** PROBLEM **
Give every line again exactly as it appears, please, but not the pictures.

** STORED ROWS **
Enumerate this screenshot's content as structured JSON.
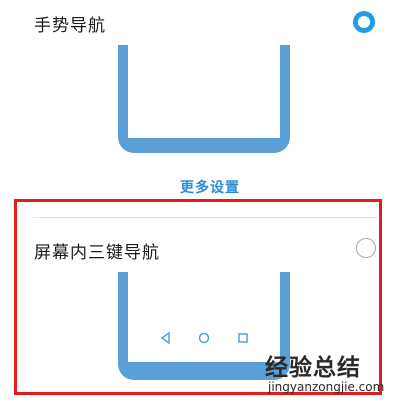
{
  "gesture_option": {
    "label": "手势导航",
    "selected": true
  },
  "more_settings": "更多设置",
  "three_key_option": {
    "label": "屏幕内三键导航",
    "selected": false
  },
  "nav_icons": [
    "back-triangle-icon",
    "home-circle-icon",
    "recents-square-icon"
  ],
  "watermark": {
    "site_cn": "经验总结",
    "url": "jingyanzongjie.com"
  },
  "colors": {
    "accent": "#1f9de6",
    "phone": "#5b9fd7",
    "highlight": "#e21b1b"
  }
}
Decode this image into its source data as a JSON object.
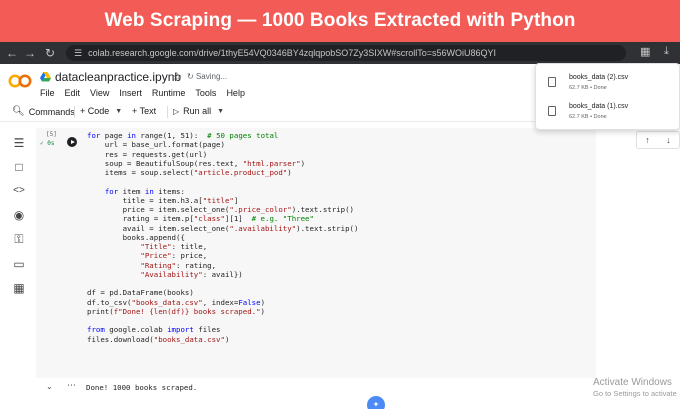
{
  "banner": {
    "title": "Web Scraping — 1000 Books Extracted with Python",
    "bg_color": "#f35c56"
  },
  "browser": {
    "url": "colab.research.google.com/drive/1thyE54VQ0346BY4zqlqpobSO7Zy3SIXW#scrollTo=s56WOiU86QYI"
  },
  "notebook": {
    "file_name": "datacleanpractice.ipynb",
    "save_status": "Saving...",
    "menu": [
      "File",
      "Edit",
      "View",
      "Insert",
      "Runtime",
      "Tools",
      "Help"
    ]
  },
  "toolbar": {
    "commands": "Commands",
    "code": "+ Code",
    "text": "+ Text",
    "run_all": "Run all"
  },
  "cell": {
    "execution_count": "[5]",
    "status": "0s",
    "code_lines": [
      [
        {
          "t": "for",
          "c": "k"
        },
        {
          "t": " page "
        },
        {
          "t": "in",
          "c": "k"
        },
        {
          "t": " range(1, 51):  "
        },
        {
          "t": "# 50 pages total",
          "c": "c"
        }
      ],
      [
        {
          "t": "    url = base_url.format(page)"
        }
      ],
      [
        {
          "t": "    res = requests.get(url)"
        }
      ],
      [
        {
          "t": "    soup = BeautifulSoup(res.text, "
        },
        {
          "t": "\"html.parser\"",
          "c": "s"
        },
        {
          "t": ")"
        }
      ],
      [
        {
          "t": "    items = soup.select("
        },
        {
          "t": "\"article.product_pod\"",
          "c": "s"
        },
        {
          "t": ")"
        }
      ],
      [
        {
          "t": ""
        }
      ],
      [
        {
          "t": "    "
        },
        {
          "t": "for",
          "c": "k"
        },
        {
          "t": " item "
        },
        {
          "t": "in",
          "c": "k"
        },
        {
          "t": " items:"
        }
      ],
      [
        {
          "t": "        title = item.h3.a["
        },
        {
          "t": "\"title\"",
          "c": "s"
        },
        {
          "t": "]"
        }
      ],
      [
        {
          "t": "        price = item.select_one("
        },
        {
          "t": "\".price_color\"",
          "c": "s"
        },
        {
          "t": ").text.strip()"
        }
      ],
      [
        {
          "t": "        rating = item.p["
        },
        {
          "t": "\"class\"",
          "c": "s"
        },
        {
          "t": "][1]  "
        },
        {
          "t": "# e.g. \"Three\"",
          "c": "c"
        }
      ],
      [
        {
          "t": "        avail = item.select_one("
        },
        {
          "t": "\".availability\"",
          "c": "s"
        },
        {
          "t": ").text.strip()"
        }
      ],
      [
        {
          "t": "        books.append({"
        }
      ],
      [
        {
          "t": "            "
        },
        {
          "t": "\"Title\"",
          "c": "s"
        },
        {
          "t": ": title,"
        }
      ],
      [
        {
          "t": "            "
        },
        {
          "t": "\"Price\"",
          "c": "s"
        },
        {
          "t": ": price,"
        }
      ],
      [
        {
          "t": "            "
        },
        {
          "t": "\"Rating\"",
          "c": "s"
        },
        {
          "t": ": rating,"
        }
      ],
      [
        {
          "t": "            "
        },
        {
          "t": "\"Availability\"",
          "c": "s"
        },
        {
          "t": ": avail})"
        }
      ],
      [
        {
          "t": ""
        }
      ],
      [
        {
          "t": "df = pd.DataFrame(books)"
        }
      ],
      [
        {
          "t": "df.to_csv("
        },
        {
          "t": "\"books_data.csv\"",
          "c": "s"
        },
        {
          "t": ", index="
        },
        {
          "t": "False",
          "c": "k"
        },
        {
          "t": ")"
        }
      ],
      [
        {
          "t": "print("
        },
        {
          "t": "f\"Done! {len(df)} books scraped.\"",
          "c": "s"
        },
        {
          "t": ")"
        }
      ],
      [
        {
          "t": ""
        }
      ],
      [
        {
          "t": "from",
          "c": "k"
        },
        {
          "t": " google.colab "
        },
        {
          "t": "import",
          "c": "k"
        },
        {
          "t": " files"
        }
      ],
      [
        {
          "t": "files.download("
        },
        {
          "t": "\"books_data.csv\"",
          "c": "s"
        },
        {
          "t": ")"
        }
      ]
    ],
    "output": "Done! 1000 books scraped."
  },
  "downloads": [
    {
      "name": "books_data (2).csv",
      "meta": "62.7 KB • Done"
    },
    {
      "name": "books_data (1).csv",
      "meta": "62.7 KB • Done"
    }
  ],
  "watermark": {
    "title": "Activate Windows",
    "subtitle": "Go to Settings to activate"
  }
}
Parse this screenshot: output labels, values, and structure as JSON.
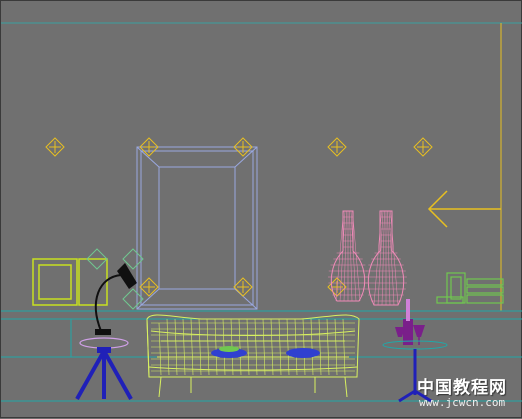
{
  "viewport": {
    "name": "front-viewport",
    "background": "#707070",
    "colors": {
      "light_helper": "#e8c020",
      "frame_wire": "#9aa8e0",
      "vase_wire": "#f08ab8",
      "sofa_wire": "#d8f060",
      "lamp": "#101010",
      "table_legs": "#2020b8",
      "books": "#70c850",
      "shelf_line": "#20a8a8",
      "bowl": "#3040d0",
      "arrow": "#e8c020",
      "wine": "#7a1f8a"
    }
  },
  "watermark": {
    "line1": "中国教程网",
    "line2": "www.jcwcn.com"
  }
}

** RESULT FOR THIS TASK **
Enumerate this screenshot's content as structured JSON.
{
  "gesture_option": {
    "label": "手势导航",
    "selected": true
  },
  "more_settings": "更多设置",
  "three_key_option": {
    "label": "屏幕内三键导航",
    "selected": false
  },
  "nav_icons": [
    "back-triangle-icon",
    "home-circle-icon",
    "recents-square-icon"
  ],
  "watermark": {
    "site_cn": "经验总结",
    "url": "jingyanzongjie.com"
  },
  "colors": {
    "accent": "#1f9de6",
    "phone": "#5b9fd7",
    "highlight": "#e21b1b"
  }
}
Decode this image into its source data as a JSON object.
{
  "banner": {
    "title": "Web Scraping — 1000 Books Extracted with Python",
    "bg_color": "#f35c56"
  },
  "browser": {
    "url": "colab.research.google.com/drive/1thyE54VQ0346BY4zqlqpobSO7Zy3SIXW#scrollTo=s56WOiU86QYI"
  },
  "notebook": {
    "file_name": "datacleanpractice.ipynb",
    "save_status": "Saving...",
    "menu": [
      "File",
      "Edit",
      "View",
      "Insert",
      "Runtime",
      "Tools",
      "Help"
    ]
  },
  "toolbar": {
    "commands": "Commands",
    "code": "+ Code",
    "text": "+ Text",
    "run_all": "Run all"
  },
  "cell": {
    "execution_count": "[5]",
    "status": "0s",
    "code_lines": [
      [
        {
          "t": "for",
          "c": "k"
        },
        {
          "t": " page "
        },
        {
          "t": "in",
          "c": "k"
        },
        {
          "t": " range(1, 51):  "
        },
        {
          "t": "# 50 pages total",
          "c": "c"
        }
      ],
      [
        {
          "t": "    url = base_url.format(page)"
        }
      ],
      [
        {
          "t": "    res = requests.get(url)"
        }
      ],
      [
        {
          "t": "    soup = BeautifulSoup(res.text, "
        },
        {
          "t": "\"html.parser\"",
          "c": "s"
        },
        {
          "t": ")"
        }
      ],
      [
        {
          "t": "    items = soup.select("
        },
        {
          "t": "\"article.product_pod\"",
          "c": "s"
        },
        {
          "t": ")"
        }
      ],
      [
        {
          "t": ""
        }
      ],
      [
        {
          "t": "    "
        },
        {
          "t": "for",
          "c": "k"
        },
        {
          "t": " item "
        },
        {
          "t": "in",
          "c": "k"
        },
        {
          "t": " items:"
        }
      ],
      [
        {
          "t": "        title = item.h3.a["
        },
        {
          "t": "\"title\"",
          "c": "s"
        },
        {
          "t": "]"
        }
      ],
      [
        {
          "t": "        price = item.select_one("
        },
        {
          "t": "\".price_color\"",
          "c": "s"
        },
        {
          "t": ").text.strip()"
        }
      ],
      [
        {
          "t": "        rating = item.p["
        },
        {
          "t": "\"class\"",
          "c": "s"
        },
        {
          "t": "][1]  "
        },
        {
          "t": "# e.g. \"Three\"",
          "c": "c"
        }
      ],
      [
        {
          "t": "        avail = item.select_one("
        },
        {
          "t": "\".availability\"",
          "c": "s"
        },
        {
          "t": ").text.strip()"
        }
      ],
      [
        {
          "t": "        books.append({"
        }
      ],
      [
        {
          "t": "            "
        },
        {
          "t": "\"Title\"",
          "c": "s"
        },
        {
          "t": ": title,"
        }
      ],
      [
        {
          "t": "            "
        },
        {
          "t": "\"Price\"",
          "c": "s"
        },
        {
          "t": ": price,"
        }
      ],
      [
        {
          "t": "            "
        },
        {
          "t": "\"Rating\"",
          "c": "s"
        },
        {
          "t": ": rating,"
        }
      ],
      [
        {
          "t": "            "
        },
        {
          "t": "\"Availability\"",
          "c": "s"
        },
        {
          "t": ": avail})"
        }
      ],
      [
        {
          "t": ""
        }
      ],
      [
        {
          "t": "df = pd.DataFrame(books)"
        }
      ],
      [
        {
          "t": "df.to_csv("
        },
        {
          "t": "\"books_data.csv\"",
          "c": "s"
        },
        {
          "t": ", index="
        },
        {
          "t": "False",
          "c": "k"
        },
        {
          "t": ")"
        }
      ],
      [
        {
          "t": "print("
        },
        {
          "t": "f\"Done! {len(df)} books scraped.\"",
          "c": "s"
        },
        {
          "t": ")"
        }
      ],
      [
        {
          "t": ""
        }
      ],
      [
        {
          "t": "from",
          "c": "k"
        },
        {
          "t": " google.colab "
        },
        {
          "t": "import",
          "c": "k"
        },
        {
          "t": " files"
        }
      ],
      [
        {
          "t": "files.download("
        },
        {
          "t": "\"books_data.csv\"",
          "c": "s"
        },
        {
          "t": ")"
        }
      ]
    ],
    "output": "Done! 1000 books scraped."
  },
  "downloads": [
    {
      "name": "books_data (2).csv",
      "meta": "62.7 KB • Done"
    },
    {
      "name": "books_data (1).csv",
      "meta": "62.7 KB • Done"
    }
  ],
  "watermark": {
    "title": "Activate Windows",
    "subtitle": "Go to Settings to activate"
  }
}
Parse this screenshot: output labels, values, and structure as JSON.
{
  "viewport": {
    "name": "front-viewport",
    "background": "#707070",
    "colors": {
      "light_helper": "#e8c020",
      "frame_wire": "#9aa8e0",
      "vase_wire": "#f08ab8",
      "sofa_wire": "#d8f060",
      "lamp": "#101010",
      "table_legs": "#2020b8",
      "books": "#70c850",
      "shelf_line": "#20a8a8",
      "bowl": "#3040d0",
      "arrow": "#e8c020",
      "wine": "#7a1f8a"
    }
  },
  "watermark": {
    "line1": "中国教程网",
    "line2": "www.jcwcn.com"
  }
}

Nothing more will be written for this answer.